[Stored entries]
____________
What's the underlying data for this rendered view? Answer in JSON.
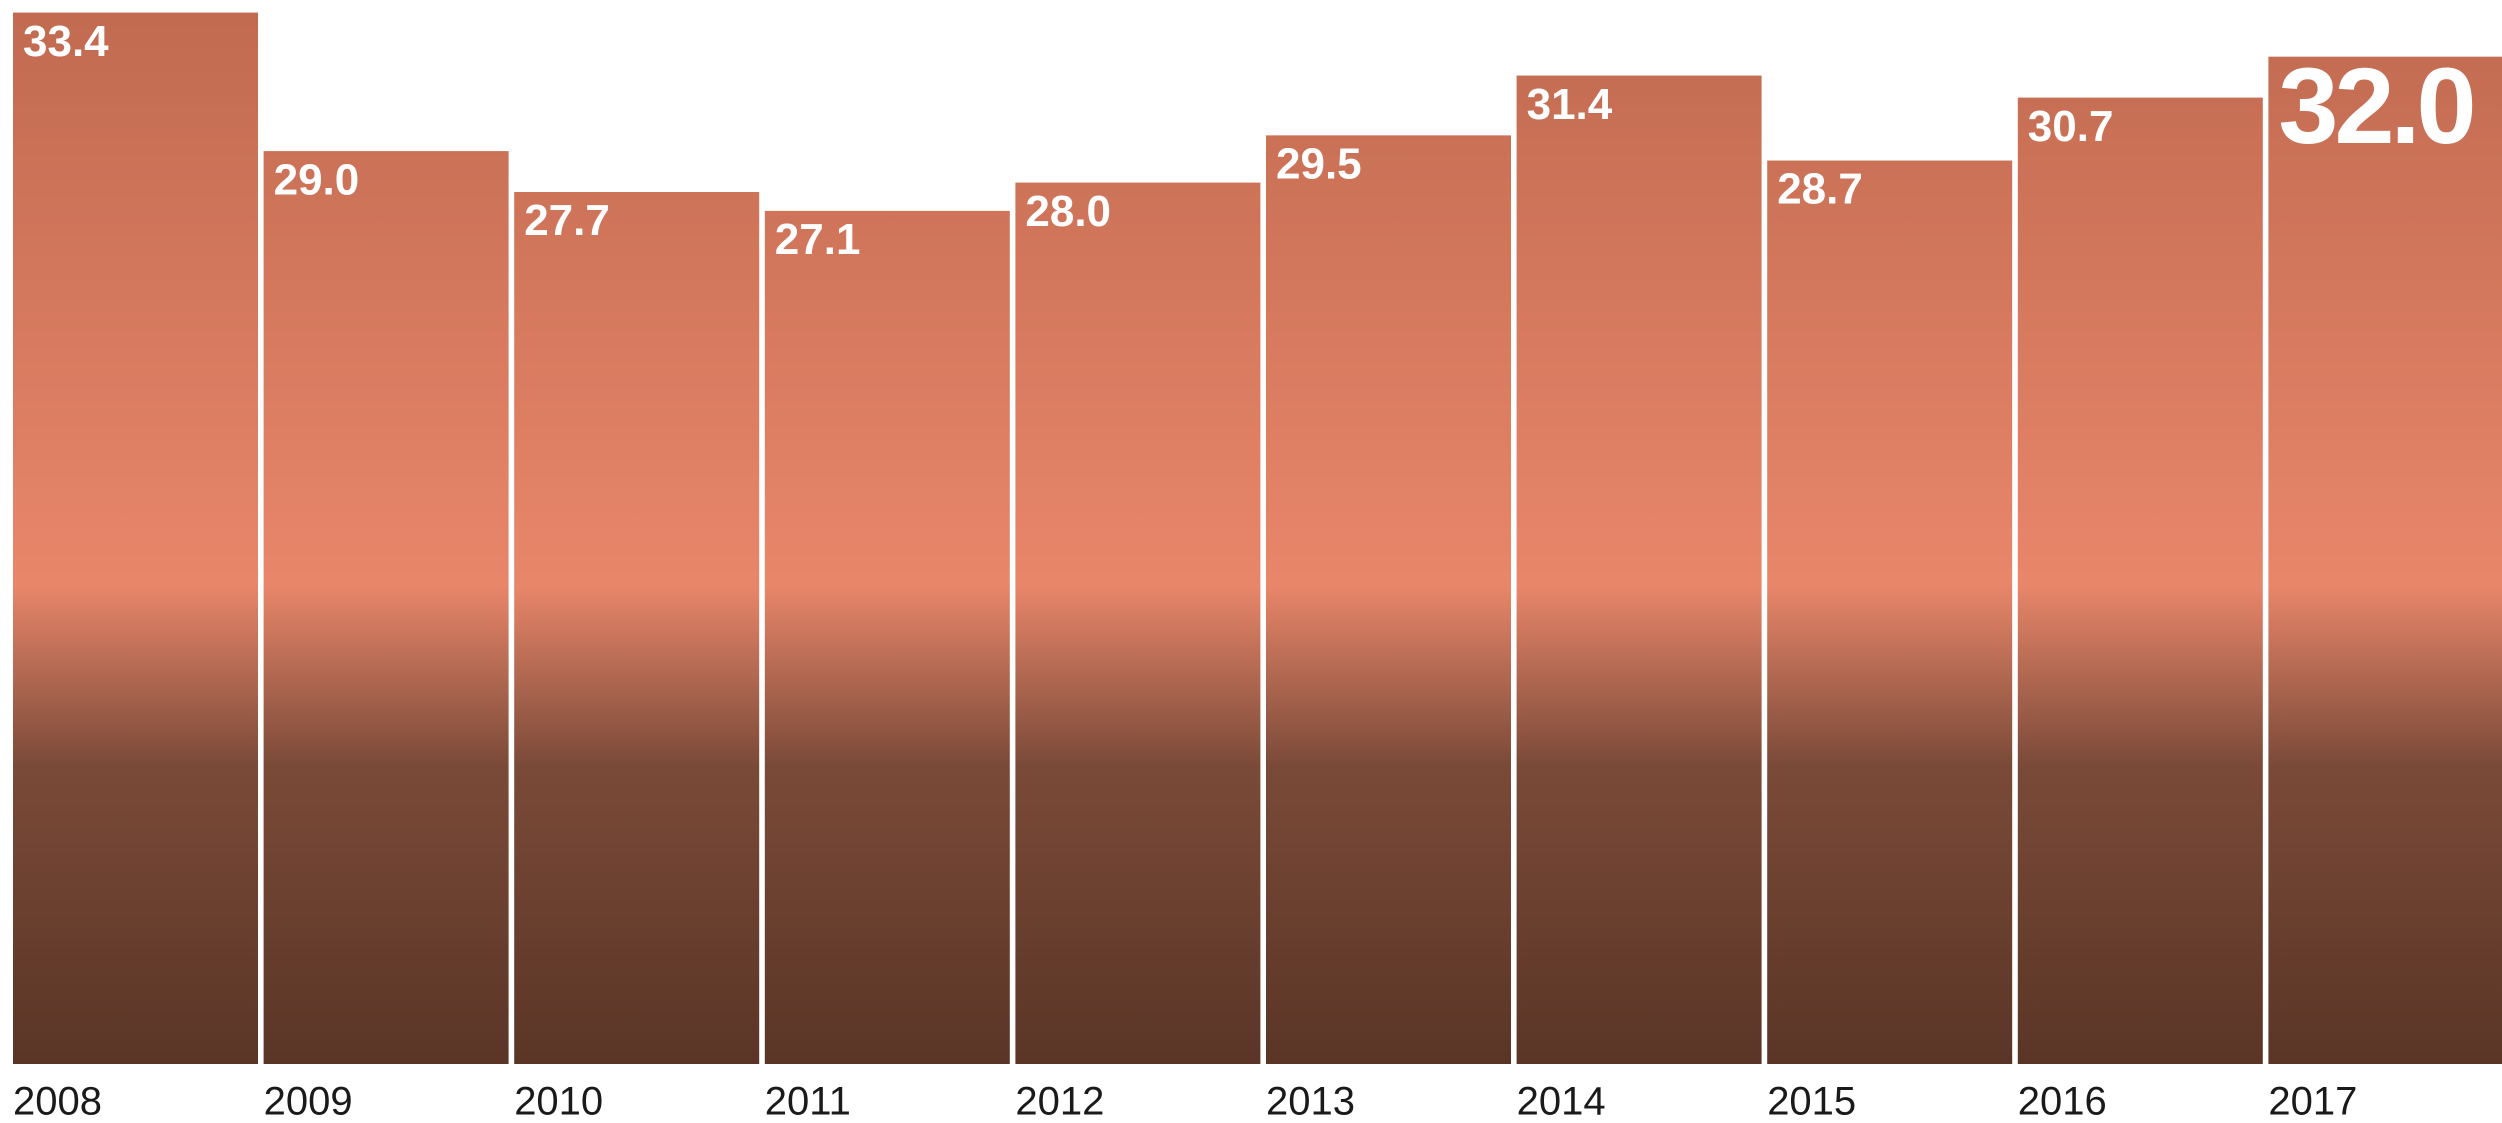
{
  "chart_data": {
    "type": "bar",
    "categories": [
      "2008",
      "2009",
      "2010",
      "2011",
      "2012",
      "2013",
      "2014",
      "2015",
      "2016",
      "2017"
    ],
    "values": [
      33.4,
      29.0,
      27.7,
      27.1,
      28.0,
      29.5,
      31.4,
      28.7,
      30.7,
      32.0
    ],
    "value_labels": [
      "33.4",
      "29.0",
      "27.7",
      "27.1",
      "28.0",
      "29.5",
      "31.4",
      "28.7",
      "30.7",
      "32.0"
    ],
    "color": "#e8866a",
    "ylim": [
      0,
      33.8
    ]
  }
}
____________
Problem description:
Images in the records should not be copied. Repeat all the rest exactly.

Final result:
What's the underlying data for this rendered view? Answer in JSON.
{
  "chart_data": {
    "type": "bar",
    "categories": [
      "2008",
      "2009",
      "2010",
      "2011",
      "2012",
      "2013",
      "2014",
      "2015",
      "2016",
      "2017"
    ],
    "values": [
      33.4,
      29.0,
      27.7,
      27.1,
      28.0,
      29.5,
      31.4,
      28.7,
      30.7,
      32.0
    ],
    "value_labels": [
      "33.4",
      "29.0",
      "27.7",
      "27.1",
      "28.0",
      "29.5",
      "31.4",
      "28.7",
      "30.7",
      "32.0"
    ],
    "color": "#e8866a",
    "ylim": [
      0,
      33.8
    ]
  }
}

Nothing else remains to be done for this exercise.